**Work to do:** Write each line exactly as it stands, from the line containing "Convert this document image to plain text." through the end of the data.

(Records from a collection)
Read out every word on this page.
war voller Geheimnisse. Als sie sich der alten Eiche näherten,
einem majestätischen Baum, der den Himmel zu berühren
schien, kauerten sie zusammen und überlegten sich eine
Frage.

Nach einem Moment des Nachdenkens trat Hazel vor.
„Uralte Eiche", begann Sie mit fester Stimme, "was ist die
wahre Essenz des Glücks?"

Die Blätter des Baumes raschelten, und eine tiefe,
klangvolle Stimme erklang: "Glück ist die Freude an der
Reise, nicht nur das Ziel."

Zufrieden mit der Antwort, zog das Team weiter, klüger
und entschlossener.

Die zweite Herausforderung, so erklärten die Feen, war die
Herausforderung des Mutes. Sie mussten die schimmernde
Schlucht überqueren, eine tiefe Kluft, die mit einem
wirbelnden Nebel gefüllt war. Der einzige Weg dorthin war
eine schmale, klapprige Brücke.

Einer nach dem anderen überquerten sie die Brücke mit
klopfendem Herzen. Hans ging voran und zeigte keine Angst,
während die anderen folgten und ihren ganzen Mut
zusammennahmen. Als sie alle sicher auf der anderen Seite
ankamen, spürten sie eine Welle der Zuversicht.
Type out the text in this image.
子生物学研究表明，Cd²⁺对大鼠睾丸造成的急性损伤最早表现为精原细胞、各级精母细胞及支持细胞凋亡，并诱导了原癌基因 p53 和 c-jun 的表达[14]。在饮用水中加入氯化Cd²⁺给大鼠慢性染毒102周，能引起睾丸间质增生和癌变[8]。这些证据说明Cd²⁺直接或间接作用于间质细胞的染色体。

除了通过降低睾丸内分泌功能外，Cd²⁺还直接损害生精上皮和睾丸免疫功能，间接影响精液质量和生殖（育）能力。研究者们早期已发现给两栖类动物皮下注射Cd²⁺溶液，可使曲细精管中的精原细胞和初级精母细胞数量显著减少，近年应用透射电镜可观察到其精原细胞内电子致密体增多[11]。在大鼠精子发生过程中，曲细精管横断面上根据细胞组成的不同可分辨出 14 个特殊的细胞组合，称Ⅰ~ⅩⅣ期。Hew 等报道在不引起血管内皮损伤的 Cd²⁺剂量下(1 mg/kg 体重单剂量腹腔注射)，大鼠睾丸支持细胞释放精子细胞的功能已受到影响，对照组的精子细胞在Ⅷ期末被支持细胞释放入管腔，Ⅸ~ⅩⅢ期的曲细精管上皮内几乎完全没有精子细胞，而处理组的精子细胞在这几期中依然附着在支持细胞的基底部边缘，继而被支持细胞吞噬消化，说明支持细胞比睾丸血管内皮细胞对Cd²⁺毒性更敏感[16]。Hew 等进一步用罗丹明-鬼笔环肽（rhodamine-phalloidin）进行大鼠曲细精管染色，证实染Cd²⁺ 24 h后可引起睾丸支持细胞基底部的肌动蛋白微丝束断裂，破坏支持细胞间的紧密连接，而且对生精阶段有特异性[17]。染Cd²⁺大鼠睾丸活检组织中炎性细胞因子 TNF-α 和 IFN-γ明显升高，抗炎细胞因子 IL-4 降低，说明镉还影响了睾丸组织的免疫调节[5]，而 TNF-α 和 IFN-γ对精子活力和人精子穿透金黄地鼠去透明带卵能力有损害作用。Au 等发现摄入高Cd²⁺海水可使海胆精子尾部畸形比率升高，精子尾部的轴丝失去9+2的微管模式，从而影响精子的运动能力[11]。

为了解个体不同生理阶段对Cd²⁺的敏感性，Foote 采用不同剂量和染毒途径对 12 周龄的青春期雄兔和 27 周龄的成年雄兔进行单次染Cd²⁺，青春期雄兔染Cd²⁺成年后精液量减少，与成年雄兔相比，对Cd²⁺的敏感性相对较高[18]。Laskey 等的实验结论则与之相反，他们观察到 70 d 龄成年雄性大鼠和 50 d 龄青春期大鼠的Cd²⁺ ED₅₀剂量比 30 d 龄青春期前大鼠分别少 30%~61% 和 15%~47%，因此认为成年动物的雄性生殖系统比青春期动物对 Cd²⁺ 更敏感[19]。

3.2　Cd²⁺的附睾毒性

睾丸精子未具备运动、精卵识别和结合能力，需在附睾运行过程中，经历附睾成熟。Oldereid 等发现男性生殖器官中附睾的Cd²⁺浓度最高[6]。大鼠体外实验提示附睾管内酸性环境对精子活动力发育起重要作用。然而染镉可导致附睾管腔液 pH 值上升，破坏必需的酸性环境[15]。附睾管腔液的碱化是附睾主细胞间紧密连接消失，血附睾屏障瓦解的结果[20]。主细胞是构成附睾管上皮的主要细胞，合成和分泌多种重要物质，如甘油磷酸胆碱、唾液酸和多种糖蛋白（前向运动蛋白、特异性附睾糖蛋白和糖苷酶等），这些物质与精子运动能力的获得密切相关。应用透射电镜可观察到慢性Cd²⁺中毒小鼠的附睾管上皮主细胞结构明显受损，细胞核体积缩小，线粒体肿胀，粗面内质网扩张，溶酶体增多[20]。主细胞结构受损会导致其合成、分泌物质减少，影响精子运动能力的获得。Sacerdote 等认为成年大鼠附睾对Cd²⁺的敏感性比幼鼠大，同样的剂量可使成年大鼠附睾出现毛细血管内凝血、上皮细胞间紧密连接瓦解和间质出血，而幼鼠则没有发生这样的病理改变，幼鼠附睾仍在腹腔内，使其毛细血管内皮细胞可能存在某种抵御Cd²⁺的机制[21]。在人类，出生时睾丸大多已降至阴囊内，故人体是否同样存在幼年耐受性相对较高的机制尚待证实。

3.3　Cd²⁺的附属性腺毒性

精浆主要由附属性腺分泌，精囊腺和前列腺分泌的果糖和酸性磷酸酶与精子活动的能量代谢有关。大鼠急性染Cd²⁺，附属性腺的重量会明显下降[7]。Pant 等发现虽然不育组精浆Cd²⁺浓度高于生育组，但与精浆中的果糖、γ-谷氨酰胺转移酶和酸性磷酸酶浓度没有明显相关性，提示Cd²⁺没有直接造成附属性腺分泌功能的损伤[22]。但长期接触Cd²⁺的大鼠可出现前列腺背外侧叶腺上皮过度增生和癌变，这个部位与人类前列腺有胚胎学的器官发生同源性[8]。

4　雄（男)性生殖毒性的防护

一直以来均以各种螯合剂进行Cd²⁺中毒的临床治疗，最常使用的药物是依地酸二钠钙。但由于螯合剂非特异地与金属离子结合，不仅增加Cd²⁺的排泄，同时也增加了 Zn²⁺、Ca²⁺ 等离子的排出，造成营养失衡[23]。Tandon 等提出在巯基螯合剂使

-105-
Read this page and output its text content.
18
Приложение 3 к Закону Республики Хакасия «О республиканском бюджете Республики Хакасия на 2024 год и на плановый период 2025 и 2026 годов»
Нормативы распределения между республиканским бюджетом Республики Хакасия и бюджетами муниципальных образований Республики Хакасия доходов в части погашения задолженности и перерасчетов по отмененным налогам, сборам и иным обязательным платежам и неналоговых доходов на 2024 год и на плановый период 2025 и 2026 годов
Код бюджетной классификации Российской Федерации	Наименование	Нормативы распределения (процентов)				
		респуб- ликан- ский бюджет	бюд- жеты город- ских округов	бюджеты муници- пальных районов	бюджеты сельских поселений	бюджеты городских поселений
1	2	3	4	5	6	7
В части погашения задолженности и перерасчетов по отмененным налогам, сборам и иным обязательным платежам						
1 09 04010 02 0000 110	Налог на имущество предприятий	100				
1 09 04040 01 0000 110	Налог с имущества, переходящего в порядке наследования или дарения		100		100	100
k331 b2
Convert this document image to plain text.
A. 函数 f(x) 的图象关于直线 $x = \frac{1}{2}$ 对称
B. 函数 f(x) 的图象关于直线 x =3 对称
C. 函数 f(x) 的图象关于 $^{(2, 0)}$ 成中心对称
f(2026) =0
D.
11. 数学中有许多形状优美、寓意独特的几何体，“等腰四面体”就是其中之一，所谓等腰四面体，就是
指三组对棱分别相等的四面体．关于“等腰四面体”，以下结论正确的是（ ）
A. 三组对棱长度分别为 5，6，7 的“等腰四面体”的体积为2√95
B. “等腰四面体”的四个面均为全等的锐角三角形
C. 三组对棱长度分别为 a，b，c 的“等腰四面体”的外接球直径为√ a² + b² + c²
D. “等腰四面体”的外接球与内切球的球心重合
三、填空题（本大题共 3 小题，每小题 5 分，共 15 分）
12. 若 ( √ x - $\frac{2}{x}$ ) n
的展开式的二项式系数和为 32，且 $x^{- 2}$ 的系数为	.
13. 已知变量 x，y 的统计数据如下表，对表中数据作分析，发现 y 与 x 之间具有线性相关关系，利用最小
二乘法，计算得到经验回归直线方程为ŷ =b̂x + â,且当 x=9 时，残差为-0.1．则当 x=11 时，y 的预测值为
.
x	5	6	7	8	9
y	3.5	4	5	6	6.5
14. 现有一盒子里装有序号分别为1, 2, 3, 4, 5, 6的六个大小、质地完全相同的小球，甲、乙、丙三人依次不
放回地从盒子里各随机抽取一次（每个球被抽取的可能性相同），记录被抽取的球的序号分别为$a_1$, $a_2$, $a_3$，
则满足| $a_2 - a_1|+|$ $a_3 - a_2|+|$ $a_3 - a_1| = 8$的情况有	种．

**Result of the task:**
Convert this document image to plain text.
A. 函数 f(x) 的图象关于直线 $x = \frac{1}{2}$ 对称
B. 函数 f(x) 的图象关于直线 x =3 对称
C. 函数 f(x) 的图象关于 $^{(2, 0)}$ 成中心对称
f(2026) =0
D.
11. 数学中有许多形状优美、寓意独特的几何体，“等腰四面体”就是其中之一，所谓等腰四面体，就是
指三组对棱分别相等的四面体．关于“等腰四面体”，以下结论正确的是（ ）
A. 三组对棱长度分别为 5，6，7 的“等腰四面体”的体积为2√95
B. “等腰四面体”的四个面均为全等的锐角三角形
C. 三组对棱长度分别为 a，b，c 的“等腰四面体”的外接球直径为√ a² + b² + c²
D. “等腰四面体”的外接球与内切球的球心重合
三、填空题（本大题共 3 小题，每小题 5 分，共 15 分）
12. 若 ( √ x - $\frac{2}{x}$ ) n
的展开式的二项式系数和为 32，且 $x^{- 2}$ 的系数为	.
13. 已知变量 x，y 的统计数据如下表，对表中数据作分析，发现 y 与 x 之间具有线性相关关系，利用最小
二乘法，计算得到经验回归直线方程为ŷ =b̂x + â,且当 x=9 时，残差为-0.1．则当 x=11 时，y 的预测值为
.
x	5	6	7	8	9
y	3.5	4	5	6	6.5
14. 现有一盒子里装有序号分别为1, 2, 3, 4, 5, 6的六个大小、质地完全相同的小球，甲、乙、丙三人依次不
放回地从盒子里各随机抽取一次（每个球被抽取的可能性相同），记录被抽取的球的序号分别为$a_1$, $a_2$, $a_3$，
则满足| $a_2 - a_1|+|$ $a_3 - a_2|+|$ $a_3 - a_1| = 8$的情况有	种．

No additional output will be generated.